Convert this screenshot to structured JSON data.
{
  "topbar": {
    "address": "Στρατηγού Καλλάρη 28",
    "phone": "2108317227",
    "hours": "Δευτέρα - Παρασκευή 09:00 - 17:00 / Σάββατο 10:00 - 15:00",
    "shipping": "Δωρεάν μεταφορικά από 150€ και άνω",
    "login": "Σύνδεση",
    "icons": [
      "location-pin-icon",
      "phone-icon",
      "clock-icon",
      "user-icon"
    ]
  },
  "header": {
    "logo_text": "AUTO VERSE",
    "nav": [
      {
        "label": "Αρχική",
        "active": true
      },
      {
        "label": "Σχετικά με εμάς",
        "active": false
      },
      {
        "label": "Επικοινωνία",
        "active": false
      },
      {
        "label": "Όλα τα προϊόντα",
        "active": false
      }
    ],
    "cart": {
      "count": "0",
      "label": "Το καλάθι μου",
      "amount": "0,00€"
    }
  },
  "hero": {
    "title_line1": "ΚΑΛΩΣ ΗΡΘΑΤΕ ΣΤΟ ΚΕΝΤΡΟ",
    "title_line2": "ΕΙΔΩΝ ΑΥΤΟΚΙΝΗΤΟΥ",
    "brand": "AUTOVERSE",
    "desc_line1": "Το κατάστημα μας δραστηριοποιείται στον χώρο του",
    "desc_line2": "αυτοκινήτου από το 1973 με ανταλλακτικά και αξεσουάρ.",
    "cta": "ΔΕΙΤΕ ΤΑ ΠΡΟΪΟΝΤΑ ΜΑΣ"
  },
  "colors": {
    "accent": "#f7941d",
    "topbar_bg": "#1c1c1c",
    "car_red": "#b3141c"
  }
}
· · · ·
* _Instructions to follow_
Take the lines above and print them exactly.

* _Correct answer_
Convert this screenshot to structured JSON data.
{
  "topbar": {
    "address": "Στρατηγού Καλλάρη 28",
    "phone": "2108317227",
    "hours": "Δευτέρα - Παρασκευή 09:00 - 17:00 / Σάββατο 10:00 - 15:00",
    "shipping": "Δωρεάν μεταφορικά από 150€ και άνω",
    "login": "Σύνδεση",
    "icons": [
      "location-pin-icon",
      "phone-icon",
      "clock-icon",
      "user-icon"
    ]
  },
  "header": {
    "logo_text": "AUTO VERSE",
    "nav": [
      {
        "label": "Αρχική",
        "active": true
      },
      {
        "label": "Σχετικά με εμάς",
        "active": false
      },
      {
        "label": "Επικοινωνία",
        "active": false
      },
      {
        "label": "Όλα τα προϊόντα",
        "active": false
      }
    ],
    "cart": {
      "count": "0",
      "label": "Το καλάθι μου",
      "amount": "0,00€"
    }
  },
  "hero": {
    "title_line1": "ΚΑΛΩΣ ΗΡΘΑΤΕ ΣΤΟ ΚΕΝΤΡΟ",
    "title_line2": "ΕΙΔΩΝ ΑΥΤΟΚΙΝΗΤΟΥ",
    "brand": "AUTOVERSE",
    "desc_line1": "Το κατάστημα μας δραστηριοποιείται στον χώρο του",
    "desc_line2": "αυτοκινήτου από το 1973 με ανταλλακτικά και αξεσουάρ.",
    "cta": "ΔΕΙΤΕ ΤΑ ΠΡΟΪΟΝΤΑ ΜΑΣ"
  },
  "colors": {
    "accent": "#f7941d",
    "topbar_bg": "#1c1c1c",
    "car_red": "#b3141c"
  }
}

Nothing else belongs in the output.